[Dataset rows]
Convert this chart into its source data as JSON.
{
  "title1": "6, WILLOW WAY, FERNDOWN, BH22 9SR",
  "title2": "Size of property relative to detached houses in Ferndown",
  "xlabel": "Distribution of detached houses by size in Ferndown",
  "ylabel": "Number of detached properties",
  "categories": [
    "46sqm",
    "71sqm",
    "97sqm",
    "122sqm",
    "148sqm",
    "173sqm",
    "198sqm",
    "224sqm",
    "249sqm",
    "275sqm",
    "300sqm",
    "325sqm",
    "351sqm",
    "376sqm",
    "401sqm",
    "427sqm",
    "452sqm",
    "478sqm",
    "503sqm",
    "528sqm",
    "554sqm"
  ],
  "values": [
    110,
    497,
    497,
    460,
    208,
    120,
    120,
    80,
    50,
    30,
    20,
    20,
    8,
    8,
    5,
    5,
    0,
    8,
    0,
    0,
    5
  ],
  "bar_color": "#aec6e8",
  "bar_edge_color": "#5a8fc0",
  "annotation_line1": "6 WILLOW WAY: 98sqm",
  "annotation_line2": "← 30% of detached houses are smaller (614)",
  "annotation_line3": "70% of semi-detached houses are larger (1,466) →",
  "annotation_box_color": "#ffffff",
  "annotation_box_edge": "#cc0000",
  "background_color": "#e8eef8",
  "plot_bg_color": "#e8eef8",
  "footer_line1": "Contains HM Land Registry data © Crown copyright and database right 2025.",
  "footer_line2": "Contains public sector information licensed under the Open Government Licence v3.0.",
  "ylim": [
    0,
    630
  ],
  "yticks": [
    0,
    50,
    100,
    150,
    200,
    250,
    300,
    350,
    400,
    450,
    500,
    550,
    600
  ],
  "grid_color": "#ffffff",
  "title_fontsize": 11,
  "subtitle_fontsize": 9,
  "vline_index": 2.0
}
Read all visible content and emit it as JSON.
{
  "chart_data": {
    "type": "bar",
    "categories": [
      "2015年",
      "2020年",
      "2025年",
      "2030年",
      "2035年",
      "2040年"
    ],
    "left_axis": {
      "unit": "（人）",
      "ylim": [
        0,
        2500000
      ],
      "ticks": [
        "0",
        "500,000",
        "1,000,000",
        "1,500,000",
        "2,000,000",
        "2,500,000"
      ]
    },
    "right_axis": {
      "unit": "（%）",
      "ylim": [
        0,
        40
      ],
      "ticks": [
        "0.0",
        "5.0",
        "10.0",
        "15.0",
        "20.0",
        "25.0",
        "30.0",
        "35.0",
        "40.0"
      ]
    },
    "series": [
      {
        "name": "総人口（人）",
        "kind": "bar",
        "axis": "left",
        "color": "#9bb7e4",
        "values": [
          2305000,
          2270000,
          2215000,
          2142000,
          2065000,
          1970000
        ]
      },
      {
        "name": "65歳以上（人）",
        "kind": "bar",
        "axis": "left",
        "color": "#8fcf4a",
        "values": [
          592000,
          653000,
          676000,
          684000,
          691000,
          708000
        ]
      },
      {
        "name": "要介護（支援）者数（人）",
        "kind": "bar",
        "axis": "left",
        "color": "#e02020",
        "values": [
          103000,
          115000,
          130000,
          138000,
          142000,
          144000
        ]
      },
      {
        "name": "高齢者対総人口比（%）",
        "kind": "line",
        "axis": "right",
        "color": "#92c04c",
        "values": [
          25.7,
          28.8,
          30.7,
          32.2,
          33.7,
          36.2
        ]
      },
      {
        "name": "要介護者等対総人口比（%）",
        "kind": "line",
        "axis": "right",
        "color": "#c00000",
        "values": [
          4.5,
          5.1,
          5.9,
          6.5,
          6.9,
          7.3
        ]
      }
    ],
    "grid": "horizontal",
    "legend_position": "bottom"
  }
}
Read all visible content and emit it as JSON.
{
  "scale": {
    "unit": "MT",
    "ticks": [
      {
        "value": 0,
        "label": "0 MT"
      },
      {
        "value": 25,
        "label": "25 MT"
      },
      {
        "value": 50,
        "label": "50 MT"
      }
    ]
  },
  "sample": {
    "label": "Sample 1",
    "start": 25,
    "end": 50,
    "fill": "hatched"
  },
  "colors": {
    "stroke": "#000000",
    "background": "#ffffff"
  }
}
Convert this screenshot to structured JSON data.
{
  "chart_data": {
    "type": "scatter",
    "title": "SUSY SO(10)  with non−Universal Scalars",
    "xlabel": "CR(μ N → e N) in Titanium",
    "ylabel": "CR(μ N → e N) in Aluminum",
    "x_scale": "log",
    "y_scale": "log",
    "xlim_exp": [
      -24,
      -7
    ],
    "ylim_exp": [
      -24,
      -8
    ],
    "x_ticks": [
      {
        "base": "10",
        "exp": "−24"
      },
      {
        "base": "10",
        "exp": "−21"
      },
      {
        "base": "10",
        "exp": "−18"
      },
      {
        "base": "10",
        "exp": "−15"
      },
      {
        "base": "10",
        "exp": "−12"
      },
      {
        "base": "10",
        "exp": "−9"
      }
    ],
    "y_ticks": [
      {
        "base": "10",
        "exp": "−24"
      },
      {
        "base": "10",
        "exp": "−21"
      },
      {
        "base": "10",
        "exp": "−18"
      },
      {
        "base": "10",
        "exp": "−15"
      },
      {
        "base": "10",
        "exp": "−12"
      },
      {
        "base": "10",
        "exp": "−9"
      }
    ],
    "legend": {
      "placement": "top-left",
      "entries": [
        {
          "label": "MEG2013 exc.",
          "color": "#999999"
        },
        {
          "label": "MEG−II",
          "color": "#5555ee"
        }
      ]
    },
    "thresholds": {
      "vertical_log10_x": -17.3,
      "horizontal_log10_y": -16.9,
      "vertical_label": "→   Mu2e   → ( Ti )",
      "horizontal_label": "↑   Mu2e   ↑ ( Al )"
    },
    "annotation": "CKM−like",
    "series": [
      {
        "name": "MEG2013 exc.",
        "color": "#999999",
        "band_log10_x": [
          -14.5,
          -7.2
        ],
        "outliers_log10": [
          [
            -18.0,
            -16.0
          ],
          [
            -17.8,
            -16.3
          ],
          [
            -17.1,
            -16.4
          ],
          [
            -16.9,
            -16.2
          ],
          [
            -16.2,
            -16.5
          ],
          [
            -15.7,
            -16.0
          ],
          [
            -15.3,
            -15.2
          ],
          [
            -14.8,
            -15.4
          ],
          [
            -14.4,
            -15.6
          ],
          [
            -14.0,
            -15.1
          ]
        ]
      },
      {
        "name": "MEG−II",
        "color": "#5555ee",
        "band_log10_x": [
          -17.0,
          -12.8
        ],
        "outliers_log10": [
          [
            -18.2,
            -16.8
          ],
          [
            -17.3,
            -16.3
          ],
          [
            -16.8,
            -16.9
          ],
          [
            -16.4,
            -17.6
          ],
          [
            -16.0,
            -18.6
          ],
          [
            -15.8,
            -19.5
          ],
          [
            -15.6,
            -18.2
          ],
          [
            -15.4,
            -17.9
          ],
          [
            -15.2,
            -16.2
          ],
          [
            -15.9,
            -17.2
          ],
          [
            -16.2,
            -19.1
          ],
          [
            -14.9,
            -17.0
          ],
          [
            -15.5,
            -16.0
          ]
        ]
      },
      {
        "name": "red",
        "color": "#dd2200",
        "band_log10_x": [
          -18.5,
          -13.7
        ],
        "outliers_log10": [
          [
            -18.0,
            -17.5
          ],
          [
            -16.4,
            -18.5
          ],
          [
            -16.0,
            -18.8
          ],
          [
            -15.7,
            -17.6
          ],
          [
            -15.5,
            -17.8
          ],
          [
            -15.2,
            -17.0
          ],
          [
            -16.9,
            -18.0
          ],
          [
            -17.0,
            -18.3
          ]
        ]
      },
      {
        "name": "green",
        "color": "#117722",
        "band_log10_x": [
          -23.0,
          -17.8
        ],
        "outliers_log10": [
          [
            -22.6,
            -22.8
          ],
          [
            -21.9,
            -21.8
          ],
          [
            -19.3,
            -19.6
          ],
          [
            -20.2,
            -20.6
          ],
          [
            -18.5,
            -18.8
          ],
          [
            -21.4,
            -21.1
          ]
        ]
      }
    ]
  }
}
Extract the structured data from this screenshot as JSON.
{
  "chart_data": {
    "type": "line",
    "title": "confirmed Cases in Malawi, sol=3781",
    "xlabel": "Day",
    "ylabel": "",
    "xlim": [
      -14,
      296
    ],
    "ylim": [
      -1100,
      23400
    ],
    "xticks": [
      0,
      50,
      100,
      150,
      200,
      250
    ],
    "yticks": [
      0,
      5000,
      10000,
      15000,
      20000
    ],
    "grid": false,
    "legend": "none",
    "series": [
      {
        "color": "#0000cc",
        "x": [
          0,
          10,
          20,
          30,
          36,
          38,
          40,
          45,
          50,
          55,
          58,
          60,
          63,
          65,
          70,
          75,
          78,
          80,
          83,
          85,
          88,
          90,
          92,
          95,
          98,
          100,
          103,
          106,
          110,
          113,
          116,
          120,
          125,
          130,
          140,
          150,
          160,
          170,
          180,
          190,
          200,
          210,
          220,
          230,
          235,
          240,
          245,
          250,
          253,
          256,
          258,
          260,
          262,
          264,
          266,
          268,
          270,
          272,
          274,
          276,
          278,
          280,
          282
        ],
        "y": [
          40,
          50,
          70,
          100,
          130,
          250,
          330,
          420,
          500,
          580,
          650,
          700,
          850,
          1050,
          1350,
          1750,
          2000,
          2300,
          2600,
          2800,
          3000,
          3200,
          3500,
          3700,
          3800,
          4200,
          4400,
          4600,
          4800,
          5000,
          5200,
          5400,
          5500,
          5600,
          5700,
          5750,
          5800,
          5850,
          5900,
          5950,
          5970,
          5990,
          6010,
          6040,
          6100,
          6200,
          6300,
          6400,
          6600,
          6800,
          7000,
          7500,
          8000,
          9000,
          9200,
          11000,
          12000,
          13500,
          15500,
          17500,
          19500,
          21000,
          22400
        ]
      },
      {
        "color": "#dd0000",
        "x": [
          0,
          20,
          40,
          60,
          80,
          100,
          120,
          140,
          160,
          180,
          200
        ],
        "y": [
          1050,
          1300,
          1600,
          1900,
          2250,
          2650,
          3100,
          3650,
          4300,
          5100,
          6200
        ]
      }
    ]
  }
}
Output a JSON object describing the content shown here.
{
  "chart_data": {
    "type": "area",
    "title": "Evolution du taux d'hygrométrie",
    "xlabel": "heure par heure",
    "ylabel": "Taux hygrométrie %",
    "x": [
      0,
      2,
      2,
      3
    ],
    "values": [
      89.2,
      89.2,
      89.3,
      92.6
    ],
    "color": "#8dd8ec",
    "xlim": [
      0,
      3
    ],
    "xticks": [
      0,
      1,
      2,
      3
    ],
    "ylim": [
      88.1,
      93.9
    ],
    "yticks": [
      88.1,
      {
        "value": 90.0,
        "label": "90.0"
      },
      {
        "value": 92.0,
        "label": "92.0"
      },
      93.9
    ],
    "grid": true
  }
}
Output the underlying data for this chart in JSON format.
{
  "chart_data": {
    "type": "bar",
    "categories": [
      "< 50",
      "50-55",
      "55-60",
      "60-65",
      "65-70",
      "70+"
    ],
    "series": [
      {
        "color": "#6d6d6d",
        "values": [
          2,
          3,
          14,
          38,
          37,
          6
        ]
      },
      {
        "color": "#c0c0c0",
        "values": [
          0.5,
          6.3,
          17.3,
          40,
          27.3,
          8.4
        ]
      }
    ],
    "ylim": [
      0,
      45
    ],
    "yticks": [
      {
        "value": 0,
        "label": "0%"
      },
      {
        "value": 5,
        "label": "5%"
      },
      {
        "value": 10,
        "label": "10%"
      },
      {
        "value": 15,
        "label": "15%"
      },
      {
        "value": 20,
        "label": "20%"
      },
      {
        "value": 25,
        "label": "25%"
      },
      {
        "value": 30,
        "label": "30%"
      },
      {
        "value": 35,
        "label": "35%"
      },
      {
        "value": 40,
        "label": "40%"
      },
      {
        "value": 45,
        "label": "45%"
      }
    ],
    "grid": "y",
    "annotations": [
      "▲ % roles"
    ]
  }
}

* DESCRIPTION OF THE TASK: Select every line above that contains the word "houses", and copy it.

* SOLVED PROBLEM:
  "title2": "Size of property relative to detached houses in Ferndown",
  "xlabel": "Distribution of detached houses by size in Ferndown",
  "annotation_line2": "← 30% of detached houses are smaller (614)",
  "annotation_line3": "70% of semi-detached houses are larger (1,466) →",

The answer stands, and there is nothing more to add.